* **Problem requirements**
Type out the records that follow, exactly as given.

_ _ _

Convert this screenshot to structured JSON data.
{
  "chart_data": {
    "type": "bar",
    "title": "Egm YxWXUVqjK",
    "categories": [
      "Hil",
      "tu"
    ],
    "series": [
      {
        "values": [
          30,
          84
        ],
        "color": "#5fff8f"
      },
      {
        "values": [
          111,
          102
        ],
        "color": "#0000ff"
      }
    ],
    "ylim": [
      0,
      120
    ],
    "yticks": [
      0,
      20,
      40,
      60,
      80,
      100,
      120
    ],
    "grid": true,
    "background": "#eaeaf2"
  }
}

_ _ _

* **Exercise solution**
Convert this screenshot to structured JSON data.
{
  "chart_data": {
    "type": "bar",
    "title": "Egm YxWXUVqjK",
    "categories": [
      "Hil",
      "tu"
    ],
    "series": [
      {
        "values": [
          30,
          84
        ],
        "color": "#5fff8f"
      },
      {
        "values": [
          111,
          102
        ],
        "color": "#0000ff"
      }
    ],
    "ylim": [
      0,
      120
    ],
    "yticks": [
      0,
      20,
      40,
      60,
      80,
      100,
      120
    ],
    "grid": true,
    "background": "#eaeaf2"
  }
}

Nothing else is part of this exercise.